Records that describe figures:
↓↓↓

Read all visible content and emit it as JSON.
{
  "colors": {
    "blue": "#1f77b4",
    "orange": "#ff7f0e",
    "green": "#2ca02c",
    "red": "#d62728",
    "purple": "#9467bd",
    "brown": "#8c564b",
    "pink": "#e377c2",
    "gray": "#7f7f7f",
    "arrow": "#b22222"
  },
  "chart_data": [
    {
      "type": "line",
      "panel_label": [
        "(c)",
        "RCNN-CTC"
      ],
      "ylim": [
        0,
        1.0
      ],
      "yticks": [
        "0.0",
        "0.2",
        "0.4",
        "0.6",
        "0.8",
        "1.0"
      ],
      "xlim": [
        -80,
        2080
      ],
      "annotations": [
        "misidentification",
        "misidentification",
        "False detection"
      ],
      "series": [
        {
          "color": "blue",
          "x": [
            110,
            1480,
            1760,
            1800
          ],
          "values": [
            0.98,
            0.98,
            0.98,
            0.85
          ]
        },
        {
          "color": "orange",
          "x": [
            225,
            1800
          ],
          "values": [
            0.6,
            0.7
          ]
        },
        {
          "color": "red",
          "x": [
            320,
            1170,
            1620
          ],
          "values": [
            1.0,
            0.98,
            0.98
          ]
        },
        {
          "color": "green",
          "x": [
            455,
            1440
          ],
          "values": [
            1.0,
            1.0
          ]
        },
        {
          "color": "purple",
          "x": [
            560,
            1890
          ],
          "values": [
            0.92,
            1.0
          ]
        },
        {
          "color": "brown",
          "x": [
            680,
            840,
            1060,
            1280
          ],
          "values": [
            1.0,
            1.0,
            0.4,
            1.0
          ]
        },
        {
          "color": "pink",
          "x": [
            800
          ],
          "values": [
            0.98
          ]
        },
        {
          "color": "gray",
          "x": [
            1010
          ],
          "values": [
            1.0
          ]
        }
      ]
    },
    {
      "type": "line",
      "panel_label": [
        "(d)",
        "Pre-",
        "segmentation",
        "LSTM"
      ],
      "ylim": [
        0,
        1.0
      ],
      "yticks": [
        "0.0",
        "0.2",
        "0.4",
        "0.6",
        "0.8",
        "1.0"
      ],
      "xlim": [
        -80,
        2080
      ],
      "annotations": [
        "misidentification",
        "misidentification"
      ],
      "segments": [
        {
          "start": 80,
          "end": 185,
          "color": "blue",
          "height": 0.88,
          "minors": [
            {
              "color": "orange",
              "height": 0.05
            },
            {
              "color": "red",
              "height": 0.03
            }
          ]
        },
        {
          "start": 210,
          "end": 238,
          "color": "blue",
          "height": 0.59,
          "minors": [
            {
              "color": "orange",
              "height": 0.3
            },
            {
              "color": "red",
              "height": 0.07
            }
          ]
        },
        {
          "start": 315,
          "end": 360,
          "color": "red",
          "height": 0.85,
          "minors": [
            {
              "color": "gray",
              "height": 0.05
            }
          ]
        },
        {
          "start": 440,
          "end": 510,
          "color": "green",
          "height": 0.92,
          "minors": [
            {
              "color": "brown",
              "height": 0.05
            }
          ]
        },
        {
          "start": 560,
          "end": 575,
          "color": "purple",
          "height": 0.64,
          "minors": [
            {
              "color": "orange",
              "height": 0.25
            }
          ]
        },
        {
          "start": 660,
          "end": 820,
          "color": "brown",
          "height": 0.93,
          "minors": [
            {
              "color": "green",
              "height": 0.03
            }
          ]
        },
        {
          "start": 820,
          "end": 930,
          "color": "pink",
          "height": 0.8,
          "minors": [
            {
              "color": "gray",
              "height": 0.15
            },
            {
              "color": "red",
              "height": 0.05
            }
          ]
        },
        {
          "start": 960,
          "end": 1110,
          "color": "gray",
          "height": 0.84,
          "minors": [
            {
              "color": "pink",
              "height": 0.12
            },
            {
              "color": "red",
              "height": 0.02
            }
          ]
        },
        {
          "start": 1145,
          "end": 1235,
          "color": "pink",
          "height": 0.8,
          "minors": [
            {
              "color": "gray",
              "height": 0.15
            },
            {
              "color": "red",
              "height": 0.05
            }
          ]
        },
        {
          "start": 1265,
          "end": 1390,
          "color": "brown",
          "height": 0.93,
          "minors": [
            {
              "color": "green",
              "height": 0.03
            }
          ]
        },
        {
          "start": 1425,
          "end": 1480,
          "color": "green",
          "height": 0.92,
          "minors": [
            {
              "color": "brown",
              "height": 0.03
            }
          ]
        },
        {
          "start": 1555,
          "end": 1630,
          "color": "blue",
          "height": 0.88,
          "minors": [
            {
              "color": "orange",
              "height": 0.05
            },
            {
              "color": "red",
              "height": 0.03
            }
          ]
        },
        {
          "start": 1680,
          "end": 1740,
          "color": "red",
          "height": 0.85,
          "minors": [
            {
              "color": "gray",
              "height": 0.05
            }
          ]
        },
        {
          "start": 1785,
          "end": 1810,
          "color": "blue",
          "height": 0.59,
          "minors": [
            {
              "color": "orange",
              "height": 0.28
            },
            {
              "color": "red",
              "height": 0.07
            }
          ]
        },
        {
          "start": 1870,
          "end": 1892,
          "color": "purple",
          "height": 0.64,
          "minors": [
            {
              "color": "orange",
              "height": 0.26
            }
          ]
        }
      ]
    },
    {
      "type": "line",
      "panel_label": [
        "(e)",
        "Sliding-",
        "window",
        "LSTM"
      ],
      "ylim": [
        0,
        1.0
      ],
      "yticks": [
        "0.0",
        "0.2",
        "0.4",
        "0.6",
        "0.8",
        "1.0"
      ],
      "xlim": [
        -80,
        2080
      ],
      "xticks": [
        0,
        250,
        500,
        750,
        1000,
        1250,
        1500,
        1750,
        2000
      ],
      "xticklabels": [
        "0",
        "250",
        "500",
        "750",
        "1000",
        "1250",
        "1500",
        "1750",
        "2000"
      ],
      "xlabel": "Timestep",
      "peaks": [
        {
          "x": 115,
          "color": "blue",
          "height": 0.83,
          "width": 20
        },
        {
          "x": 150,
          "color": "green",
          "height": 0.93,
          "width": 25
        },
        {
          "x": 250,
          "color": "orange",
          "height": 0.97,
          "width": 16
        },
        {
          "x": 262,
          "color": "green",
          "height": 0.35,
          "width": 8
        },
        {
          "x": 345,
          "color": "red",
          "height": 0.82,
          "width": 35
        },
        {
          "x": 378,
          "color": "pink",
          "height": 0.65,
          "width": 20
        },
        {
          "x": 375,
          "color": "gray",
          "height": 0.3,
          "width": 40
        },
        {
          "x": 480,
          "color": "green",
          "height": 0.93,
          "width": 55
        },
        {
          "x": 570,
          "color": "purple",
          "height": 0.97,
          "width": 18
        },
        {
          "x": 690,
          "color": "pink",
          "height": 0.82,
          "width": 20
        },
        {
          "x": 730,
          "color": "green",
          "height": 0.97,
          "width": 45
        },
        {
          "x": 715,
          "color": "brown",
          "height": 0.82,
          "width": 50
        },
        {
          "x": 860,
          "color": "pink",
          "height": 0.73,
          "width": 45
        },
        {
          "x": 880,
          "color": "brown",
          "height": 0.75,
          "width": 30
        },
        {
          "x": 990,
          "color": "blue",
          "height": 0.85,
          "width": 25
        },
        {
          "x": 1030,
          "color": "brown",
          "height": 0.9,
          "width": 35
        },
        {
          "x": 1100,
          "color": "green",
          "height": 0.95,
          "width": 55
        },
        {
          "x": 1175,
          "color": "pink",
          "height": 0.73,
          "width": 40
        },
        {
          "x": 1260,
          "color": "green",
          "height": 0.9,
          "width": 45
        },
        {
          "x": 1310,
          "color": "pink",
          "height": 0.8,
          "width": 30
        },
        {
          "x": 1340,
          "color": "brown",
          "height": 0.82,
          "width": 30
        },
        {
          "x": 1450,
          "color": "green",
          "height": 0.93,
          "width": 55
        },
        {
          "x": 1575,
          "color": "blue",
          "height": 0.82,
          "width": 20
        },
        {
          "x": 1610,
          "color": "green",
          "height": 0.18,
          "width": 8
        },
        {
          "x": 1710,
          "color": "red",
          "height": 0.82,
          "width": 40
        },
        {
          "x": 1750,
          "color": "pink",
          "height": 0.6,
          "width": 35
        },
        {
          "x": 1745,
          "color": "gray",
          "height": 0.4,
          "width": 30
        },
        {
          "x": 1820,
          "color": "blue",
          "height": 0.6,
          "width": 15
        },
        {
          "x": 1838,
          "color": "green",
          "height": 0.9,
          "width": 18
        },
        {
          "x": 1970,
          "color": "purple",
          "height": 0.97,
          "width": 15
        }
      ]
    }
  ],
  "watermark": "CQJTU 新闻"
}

↑↑↑
↓↓↓

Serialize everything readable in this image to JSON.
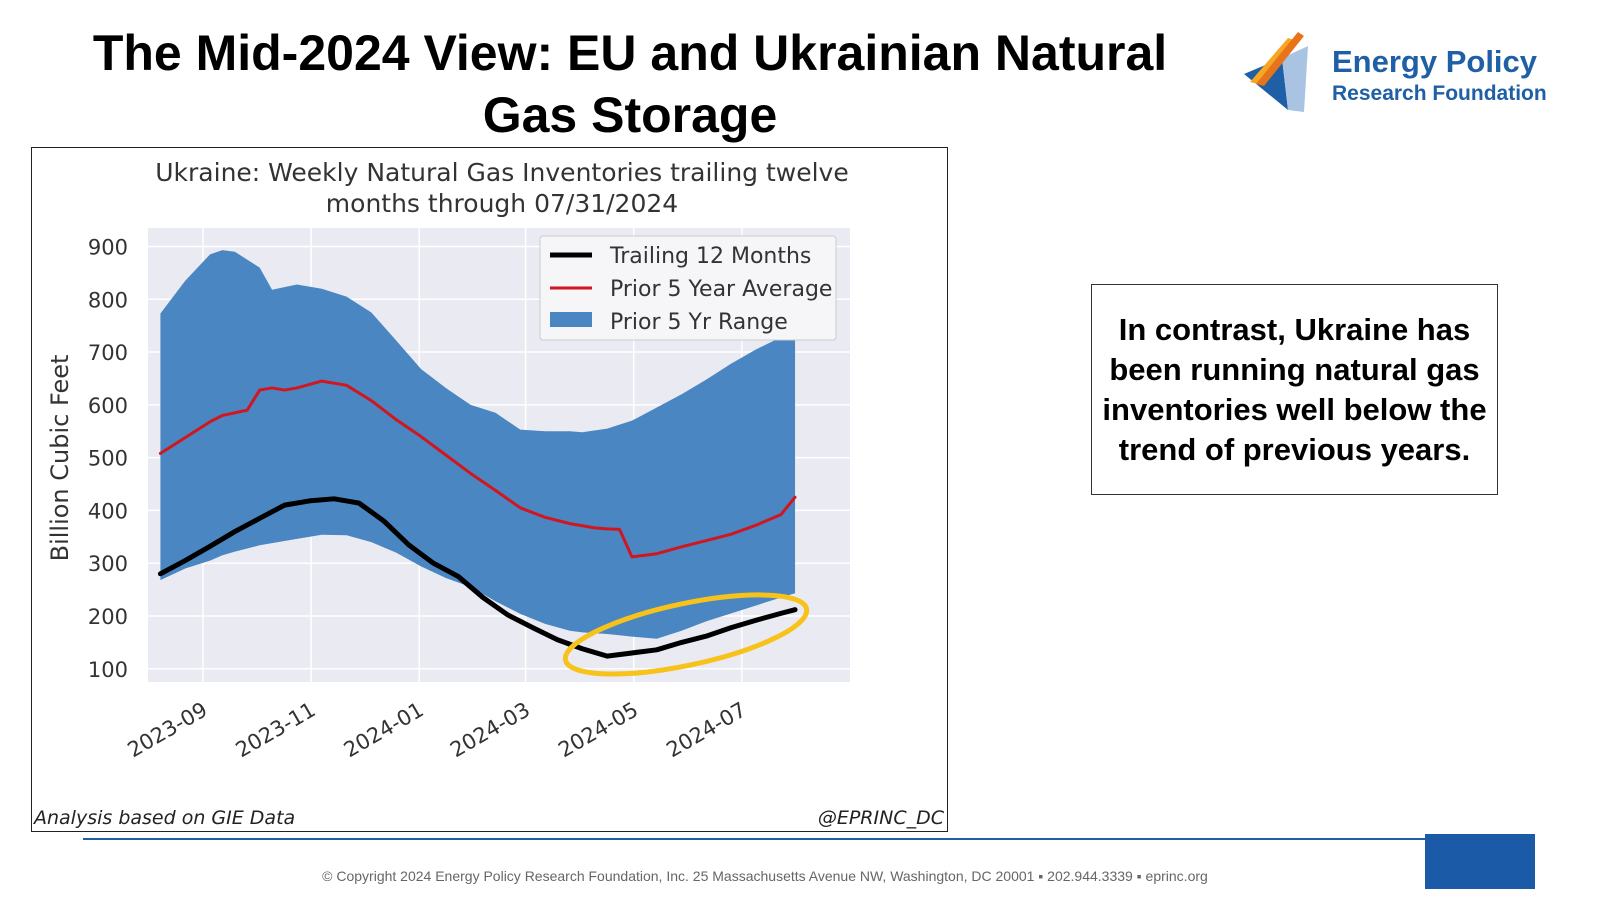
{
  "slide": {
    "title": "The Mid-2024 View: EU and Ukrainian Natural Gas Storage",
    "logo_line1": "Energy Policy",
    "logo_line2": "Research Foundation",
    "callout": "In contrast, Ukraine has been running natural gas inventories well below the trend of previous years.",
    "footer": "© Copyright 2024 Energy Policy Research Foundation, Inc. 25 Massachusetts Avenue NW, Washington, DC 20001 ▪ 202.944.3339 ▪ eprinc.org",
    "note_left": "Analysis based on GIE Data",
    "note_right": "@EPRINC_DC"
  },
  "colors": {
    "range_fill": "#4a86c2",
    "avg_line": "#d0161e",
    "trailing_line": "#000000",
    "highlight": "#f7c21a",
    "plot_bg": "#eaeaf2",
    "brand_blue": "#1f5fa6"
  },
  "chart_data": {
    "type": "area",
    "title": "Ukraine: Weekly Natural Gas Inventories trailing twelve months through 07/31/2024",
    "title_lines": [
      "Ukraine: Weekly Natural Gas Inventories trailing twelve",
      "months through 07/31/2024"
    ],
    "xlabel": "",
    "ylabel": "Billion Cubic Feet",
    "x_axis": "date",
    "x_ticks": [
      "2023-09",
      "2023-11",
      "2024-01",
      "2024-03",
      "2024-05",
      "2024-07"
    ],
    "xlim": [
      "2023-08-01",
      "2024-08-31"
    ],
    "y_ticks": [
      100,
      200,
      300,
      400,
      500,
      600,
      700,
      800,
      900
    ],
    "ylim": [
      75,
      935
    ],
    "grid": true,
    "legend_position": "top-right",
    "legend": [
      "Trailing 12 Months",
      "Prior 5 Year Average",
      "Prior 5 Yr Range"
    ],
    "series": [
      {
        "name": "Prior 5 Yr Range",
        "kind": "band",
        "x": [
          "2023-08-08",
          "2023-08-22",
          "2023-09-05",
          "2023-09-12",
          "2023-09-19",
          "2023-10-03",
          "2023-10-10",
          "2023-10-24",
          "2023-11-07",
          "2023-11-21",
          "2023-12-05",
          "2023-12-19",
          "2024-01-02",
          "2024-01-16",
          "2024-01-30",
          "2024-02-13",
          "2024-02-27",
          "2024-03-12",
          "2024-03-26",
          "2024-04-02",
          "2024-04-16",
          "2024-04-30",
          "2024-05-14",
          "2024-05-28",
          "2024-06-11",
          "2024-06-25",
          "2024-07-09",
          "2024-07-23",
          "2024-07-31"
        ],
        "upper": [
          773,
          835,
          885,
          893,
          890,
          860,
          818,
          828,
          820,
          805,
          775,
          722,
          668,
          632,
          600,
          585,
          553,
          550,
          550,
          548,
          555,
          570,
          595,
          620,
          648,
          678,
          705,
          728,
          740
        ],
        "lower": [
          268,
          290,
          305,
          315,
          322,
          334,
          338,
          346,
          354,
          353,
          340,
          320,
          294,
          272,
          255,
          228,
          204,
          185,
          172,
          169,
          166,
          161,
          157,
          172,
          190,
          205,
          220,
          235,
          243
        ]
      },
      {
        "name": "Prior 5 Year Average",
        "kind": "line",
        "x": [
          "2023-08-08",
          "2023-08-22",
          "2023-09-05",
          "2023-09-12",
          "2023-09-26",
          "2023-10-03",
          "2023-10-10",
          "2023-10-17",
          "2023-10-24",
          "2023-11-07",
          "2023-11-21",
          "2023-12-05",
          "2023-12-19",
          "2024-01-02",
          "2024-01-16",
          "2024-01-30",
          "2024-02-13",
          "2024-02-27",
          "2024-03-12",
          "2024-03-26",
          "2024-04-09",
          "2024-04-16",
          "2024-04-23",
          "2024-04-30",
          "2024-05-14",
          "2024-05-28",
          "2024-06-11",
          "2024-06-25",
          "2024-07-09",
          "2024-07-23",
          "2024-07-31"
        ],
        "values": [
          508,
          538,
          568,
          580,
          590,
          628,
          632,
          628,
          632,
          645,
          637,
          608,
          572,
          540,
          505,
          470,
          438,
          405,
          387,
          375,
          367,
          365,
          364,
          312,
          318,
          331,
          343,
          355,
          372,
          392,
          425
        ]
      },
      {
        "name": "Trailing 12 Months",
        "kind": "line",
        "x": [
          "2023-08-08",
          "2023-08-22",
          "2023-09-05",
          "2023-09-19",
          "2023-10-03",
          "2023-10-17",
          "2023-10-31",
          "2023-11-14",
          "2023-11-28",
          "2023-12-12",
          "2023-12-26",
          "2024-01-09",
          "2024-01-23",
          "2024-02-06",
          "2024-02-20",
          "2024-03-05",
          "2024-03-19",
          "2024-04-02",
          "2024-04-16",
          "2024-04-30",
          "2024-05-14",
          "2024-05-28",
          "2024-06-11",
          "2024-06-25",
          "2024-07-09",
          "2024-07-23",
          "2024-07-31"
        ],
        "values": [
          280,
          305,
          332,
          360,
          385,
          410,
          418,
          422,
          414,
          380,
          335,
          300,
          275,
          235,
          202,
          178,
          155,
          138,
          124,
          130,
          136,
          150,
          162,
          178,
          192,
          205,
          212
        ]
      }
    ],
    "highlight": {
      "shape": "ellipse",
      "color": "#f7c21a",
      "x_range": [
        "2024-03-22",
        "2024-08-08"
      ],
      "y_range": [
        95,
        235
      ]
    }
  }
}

↑↑↑
↓↓↓

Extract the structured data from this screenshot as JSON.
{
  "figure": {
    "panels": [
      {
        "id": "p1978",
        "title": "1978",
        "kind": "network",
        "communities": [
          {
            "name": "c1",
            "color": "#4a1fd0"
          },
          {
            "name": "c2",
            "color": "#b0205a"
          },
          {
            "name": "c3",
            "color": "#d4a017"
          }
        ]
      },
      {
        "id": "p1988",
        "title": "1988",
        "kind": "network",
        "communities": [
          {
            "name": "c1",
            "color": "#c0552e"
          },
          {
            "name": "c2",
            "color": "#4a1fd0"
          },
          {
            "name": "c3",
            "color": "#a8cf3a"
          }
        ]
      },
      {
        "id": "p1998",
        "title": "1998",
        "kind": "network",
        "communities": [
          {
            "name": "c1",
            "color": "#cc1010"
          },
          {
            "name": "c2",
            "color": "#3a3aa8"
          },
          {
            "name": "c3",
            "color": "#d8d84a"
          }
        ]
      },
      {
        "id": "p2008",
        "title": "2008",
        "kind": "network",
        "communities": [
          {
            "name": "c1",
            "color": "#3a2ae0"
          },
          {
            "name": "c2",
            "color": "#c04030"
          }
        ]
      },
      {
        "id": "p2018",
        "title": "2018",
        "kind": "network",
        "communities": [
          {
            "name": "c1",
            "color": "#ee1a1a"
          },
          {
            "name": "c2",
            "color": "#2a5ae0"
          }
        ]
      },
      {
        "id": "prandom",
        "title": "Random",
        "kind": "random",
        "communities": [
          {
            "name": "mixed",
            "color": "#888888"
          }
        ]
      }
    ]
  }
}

↑↑↑

== REQUIREMENT ==
Report only how many lines of the listing hold the word "Ukraine".

== EXERCISE ANSWER ==
3